3. LICENSING OF CONVERGED NETWORKS AND SERVICES

1. The LAB considers that the success of the emerging communications market largely depends upon the introduction of consistent licensing mechanisms throughout Europe. Divergent definitions of converging services on the European level may lead to fragmented licensing and compromise ''one- stop'' type regulation, where a single licence (class licence, declaration or authorisation), granted by a competent regulatory authority, would be sufficient to provide the service Europe-wide.

2. Service providers should in principle be subject only to a requirement for declaration of their activities to the National Regulatory Authority(ies) of the member State(s) where they choose to operate. If it is considered that licensing is needed to provide a service, then there should be an effort towards achieving harmonised rules with a view to reach mutual recognition of licences. Full mutual recognition of licences should be avoided without a prior high degree of harmonisation.

3. It is necessary to establish, at the European level, clear classification, demarcation and licensing criteria between various types of service offerings in order to achieve regulatory consistency, avoidance of overlapping and the imposition of undue restrictions on operators. A transparent, user-friendly and simplified glossary of basic technologies and service delivery platforms should be published on the Commission web site and updated regularly. Such a systematic and comprehensive inventory of new technologies and applications would serve both as a navigation tool for all parties concerned by convergence and as instrument of internal management for the Commission.

4. TYPE AND SCOPE OF REGULATION

1. Regulation of converging media, telecommunications and IT sectors should range from mutual recognition of equipment certification, network and service licensing, effective, acceptable and legitimised self-regulatory regimes as well as, where necessary, harmonised full-scale regulation. Convergence should also lead to a common approach to approval and enforcement of standards.

2. Services need not be regulated in the same way just because they are delivered on a common medium and existing rules do not simply apply by analogy to new sectors. Regulation should tend neither to privilege one medium or one specific technology nor to artificially force convergence between competing infrastructures. No immediate EU intervention would be needed in market segments where the absence of regulation or any existing national measures are not conflicting with current European legislation nor have restrictive effects on the freedoms established in the EC Treaty.

3. The provision of content should be kept separate from the transmission path or delivery infrastructure. In the case of cable TV and broadcasting e.g., this dichotomy ensures freedom of communication and would avoid the entanglement of the carrier regulator in highly contentious political issues related to programming. Additionally, it would offer a workable regulatory alternative to current dysfunctional attempts to regulate service provision and competition through network regulation or by using broadcast transmission licensing as a means of content regulation.

| Data shown |
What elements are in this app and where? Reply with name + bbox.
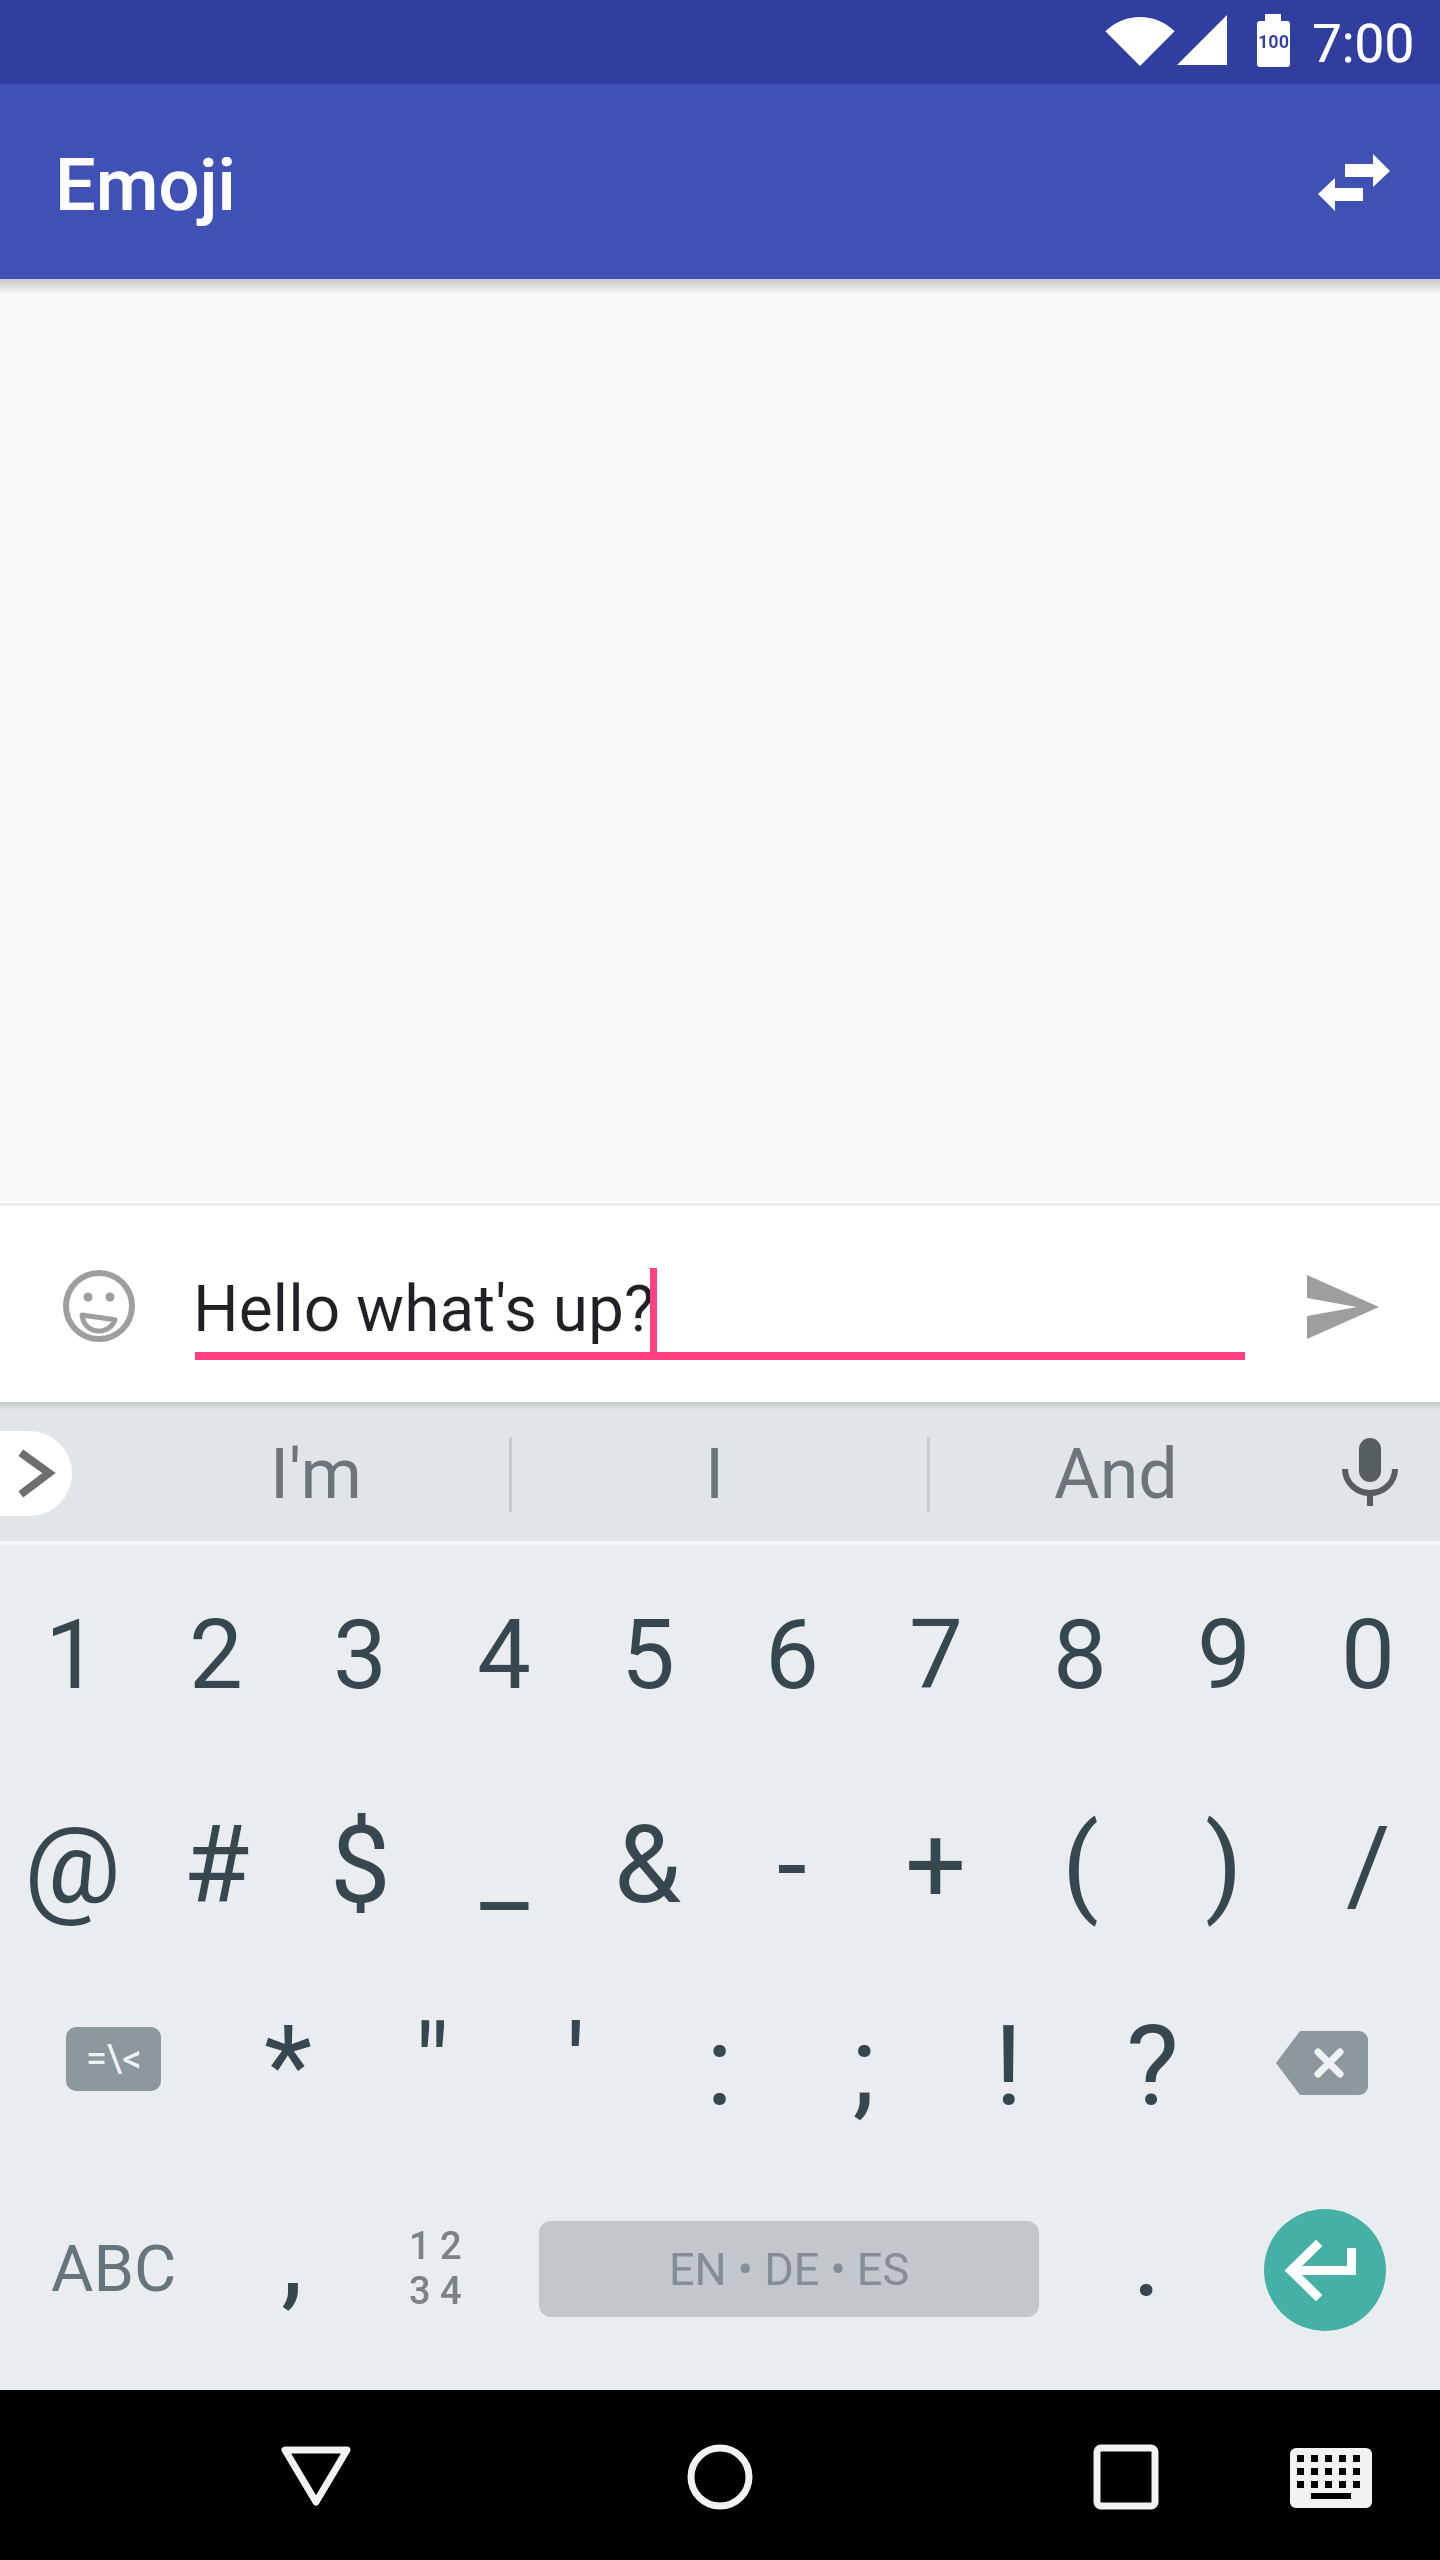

| Exercise instructions |
Can you write out the passage on licensing and regulating converged networks, word for word from "3. It is necessary" to "for the Commission."?

| Correct output |
3. It is necessary to establish, at the European level, clear classification, demarcation and licensing criteria between various types of service offerings in order to achieve regulatory consistency, avoidance of overlapping and the imposition of undue restrictions on operators. A transparent, user-friendly and simplified glossary of basic technologies and service delivery platforms should be published on the Commission web site and updated regularly. Such a systematic and comprehensive inventory of new technologies and applications would serve both as a navigation tool for all parties concerned by convergence and as instrument of internal management for the Commission.